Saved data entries

↓↓↓

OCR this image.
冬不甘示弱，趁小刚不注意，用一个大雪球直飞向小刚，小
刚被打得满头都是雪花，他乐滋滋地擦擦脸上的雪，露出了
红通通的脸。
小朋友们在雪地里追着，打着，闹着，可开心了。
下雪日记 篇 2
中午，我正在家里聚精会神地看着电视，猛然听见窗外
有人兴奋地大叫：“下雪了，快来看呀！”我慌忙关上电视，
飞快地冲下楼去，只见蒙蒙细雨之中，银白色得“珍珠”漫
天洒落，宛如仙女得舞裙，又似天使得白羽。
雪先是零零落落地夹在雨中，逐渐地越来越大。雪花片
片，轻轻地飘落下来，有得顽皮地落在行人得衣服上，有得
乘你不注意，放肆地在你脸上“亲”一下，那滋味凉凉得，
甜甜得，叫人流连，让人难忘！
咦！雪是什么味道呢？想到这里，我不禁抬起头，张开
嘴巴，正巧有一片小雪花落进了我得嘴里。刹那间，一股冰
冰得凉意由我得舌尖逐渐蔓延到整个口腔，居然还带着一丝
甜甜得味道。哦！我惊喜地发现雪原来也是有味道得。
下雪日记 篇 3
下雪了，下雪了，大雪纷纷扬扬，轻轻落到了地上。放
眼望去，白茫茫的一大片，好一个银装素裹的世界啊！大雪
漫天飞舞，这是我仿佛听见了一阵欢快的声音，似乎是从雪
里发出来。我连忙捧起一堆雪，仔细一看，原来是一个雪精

↑↑↑

### Your task
Write the data from above out again, exactly.

### Solution to this exercise
OCR this image.
冬不甘示弱，趁小刚不注意，用一个大雪球直飞向小刚，小
刚被打得满头都是雪花，他乐滋滋地擦擦脸上的雪，露出了
红通通的脸。
小朋友们在雪地里追着，打着，闹着，可开心了。
下雪日记 篇 2
中午，我正在家里聚精会神地看着电视，猛然听见窗外
有人兴奋地大叫：“下雪了，快来看呀！”我慌忙关上电视，
飞快地冲下楼去，只见蒙蒙细雨之中，银白色得“珍珠”漫
天洒落，宛如仙女得舞裙，又似天使得白羽。
雪先是零零落落地夹在雨中，逐渐地越来越大。雪花片
片，轻轻地飘落下来，有得顽皮地落在行人得衣服上，有得
乘你不注意，放肆地在你脸上“亲”一下，那滋味凉凉得，
甜甜得，叫人流连，让人难忘！
咦！雪是什么味道呢？想到这里，我不禁抬起头，张开
嘴巴，正巧有一片小雪花落进了我得嘴里。刹那间，一股冰
冰得凉意由我得舌尖逐渐蔓延到整个口腔，居然还带着一丝
甜甜得味道。哦！我惊喜地发现雪原来也是有味道得。
下雪日记 篇 3
下雪了，下雪了，大雪纷纷扬扬，轻轻落到了地上。放
眼望去，白茫茫的一大片，好一个银装素裹的世界啊！大雪
漫天飞舞，这是我仿佛听见了一阵欢快的声音，似乎是从雪
里发出来。我连忙捧起一堆雪，仔细一看，原来是一个雪精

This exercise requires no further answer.